* **EXERCISE GOAL**
Return the records below from the line containing "Transcribe the text in this document." onward, exactly, through and including the last line.

* **DATA TO PROCESS**
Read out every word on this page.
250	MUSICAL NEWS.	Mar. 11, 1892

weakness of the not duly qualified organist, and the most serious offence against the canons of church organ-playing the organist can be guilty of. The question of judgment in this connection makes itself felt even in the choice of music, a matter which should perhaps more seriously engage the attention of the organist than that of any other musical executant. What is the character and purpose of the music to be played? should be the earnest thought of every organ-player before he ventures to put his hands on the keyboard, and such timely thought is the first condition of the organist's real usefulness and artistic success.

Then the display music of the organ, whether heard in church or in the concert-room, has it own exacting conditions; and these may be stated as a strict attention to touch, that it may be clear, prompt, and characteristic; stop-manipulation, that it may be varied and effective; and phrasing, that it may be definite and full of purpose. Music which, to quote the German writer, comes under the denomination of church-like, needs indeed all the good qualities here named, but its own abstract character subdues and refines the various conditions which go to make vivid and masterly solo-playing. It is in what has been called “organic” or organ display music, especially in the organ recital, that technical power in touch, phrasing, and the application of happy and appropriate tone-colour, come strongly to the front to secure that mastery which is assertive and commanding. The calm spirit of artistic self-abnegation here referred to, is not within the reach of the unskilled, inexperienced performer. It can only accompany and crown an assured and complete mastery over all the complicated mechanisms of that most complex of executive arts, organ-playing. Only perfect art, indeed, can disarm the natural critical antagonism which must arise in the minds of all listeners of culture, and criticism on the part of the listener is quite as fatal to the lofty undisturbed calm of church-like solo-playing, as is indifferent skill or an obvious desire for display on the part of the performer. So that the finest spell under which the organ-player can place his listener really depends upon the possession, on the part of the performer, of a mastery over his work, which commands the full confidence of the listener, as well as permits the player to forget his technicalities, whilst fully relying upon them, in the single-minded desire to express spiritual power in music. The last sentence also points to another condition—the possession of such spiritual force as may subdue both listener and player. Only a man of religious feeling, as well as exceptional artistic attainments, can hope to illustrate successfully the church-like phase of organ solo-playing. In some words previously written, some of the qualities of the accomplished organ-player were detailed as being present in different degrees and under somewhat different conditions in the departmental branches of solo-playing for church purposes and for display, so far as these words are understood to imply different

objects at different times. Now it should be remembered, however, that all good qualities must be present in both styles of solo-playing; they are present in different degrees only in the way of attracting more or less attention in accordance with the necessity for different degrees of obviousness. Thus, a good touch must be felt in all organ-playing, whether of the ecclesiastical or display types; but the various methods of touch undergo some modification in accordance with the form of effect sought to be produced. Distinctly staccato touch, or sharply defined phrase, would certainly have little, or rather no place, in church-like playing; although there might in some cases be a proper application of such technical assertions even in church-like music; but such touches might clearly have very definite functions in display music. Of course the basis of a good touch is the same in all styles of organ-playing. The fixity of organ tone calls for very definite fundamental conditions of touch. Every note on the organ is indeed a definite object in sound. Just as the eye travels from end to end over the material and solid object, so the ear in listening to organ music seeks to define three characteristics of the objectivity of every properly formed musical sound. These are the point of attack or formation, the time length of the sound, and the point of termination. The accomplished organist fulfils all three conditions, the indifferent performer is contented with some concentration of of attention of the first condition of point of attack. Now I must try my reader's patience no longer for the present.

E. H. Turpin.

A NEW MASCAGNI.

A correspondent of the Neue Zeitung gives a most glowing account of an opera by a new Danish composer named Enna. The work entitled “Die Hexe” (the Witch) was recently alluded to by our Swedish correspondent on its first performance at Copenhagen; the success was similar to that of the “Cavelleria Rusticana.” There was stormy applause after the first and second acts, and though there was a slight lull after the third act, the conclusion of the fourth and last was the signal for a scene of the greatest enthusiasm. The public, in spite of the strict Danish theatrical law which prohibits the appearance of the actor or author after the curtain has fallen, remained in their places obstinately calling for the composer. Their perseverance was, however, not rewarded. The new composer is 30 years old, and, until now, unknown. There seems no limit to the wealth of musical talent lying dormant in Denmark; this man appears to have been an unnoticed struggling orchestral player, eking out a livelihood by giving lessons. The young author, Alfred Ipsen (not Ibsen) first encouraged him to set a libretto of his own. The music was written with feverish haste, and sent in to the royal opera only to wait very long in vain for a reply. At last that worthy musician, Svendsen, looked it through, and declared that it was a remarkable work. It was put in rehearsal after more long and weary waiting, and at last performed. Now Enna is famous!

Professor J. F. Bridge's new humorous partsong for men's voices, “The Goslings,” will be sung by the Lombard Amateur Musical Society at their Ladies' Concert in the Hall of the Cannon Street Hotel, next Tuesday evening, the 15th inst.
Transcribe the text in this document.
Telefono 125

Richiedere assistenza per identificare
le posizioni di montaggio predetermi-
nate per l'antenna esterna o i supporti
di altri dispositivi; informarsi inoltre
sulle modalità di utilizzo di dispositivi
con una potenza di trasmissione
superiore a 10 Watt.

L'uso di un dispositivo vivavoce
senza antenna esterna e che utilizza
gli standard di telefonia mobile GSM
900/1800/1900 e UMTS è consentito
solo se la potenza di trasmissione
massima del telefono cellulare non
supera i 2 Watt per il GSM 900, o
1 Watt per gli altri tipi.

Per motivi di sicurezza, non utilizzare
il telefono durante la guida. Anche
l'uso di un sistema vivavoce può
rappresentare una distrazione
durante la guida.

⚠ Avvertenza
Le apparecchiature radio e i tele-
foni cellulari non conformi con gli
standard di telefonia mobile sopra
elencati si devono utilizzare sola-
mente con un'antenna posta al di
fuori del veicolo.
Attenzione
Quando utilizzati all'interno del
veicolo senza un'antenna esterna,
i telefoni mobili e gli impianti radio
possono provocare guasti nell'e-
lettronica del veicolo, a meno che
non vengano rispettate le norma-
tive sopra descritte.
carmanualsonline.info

* **OUTPUT FOR THIS TASK**
Transcribe the text in this document.
Telefono 125

Richiedere assistenza per identificare
le posizioni di montaggio predetermi-
nate per l'antenna esterna o i supporti
di altri dispositivi; informarsi inoltre
sulle modalità di utilizzo di dispositivi
con una potenza di trasmissione
superiore a 10 Watt.

L'uso di un dispositivo vivavoce
senza antenna esterna e che utilizza
gli standard di telefonia mobile GSM
900/1800/1900 e UMTS è consentito
solo se la potenza di trasmissione
massima del telefono cellulare non
supera i 2 Watt per il GSM 900, o
1 Watt per gli altri tipi.

Per motivi di sicurezza, non utilizzare
il telefono durante la guida. Anche
l'uso di un sistema vivavoce può
rappresentare una distrazione
durante la guida.

⚠ Avvertenza
Le apparecchiature radio e i tele-
foni cellulari non conformi con gli
standard di telefonia mobile sopra
elencati si devono utilizzare sola-
mente con un'antenna posta al di
fuori del veicolo.
Attenzione
Quando utilizzati all'interno del
veicolo senza un'antenna esterna,
i telefoni mobili e gli impianti radio
possono provocare guasti nell'e-
lettronica del veicolo, a meno che
non vengano rispettate le norma-
tive sopra descritte.
carmanualsonline.info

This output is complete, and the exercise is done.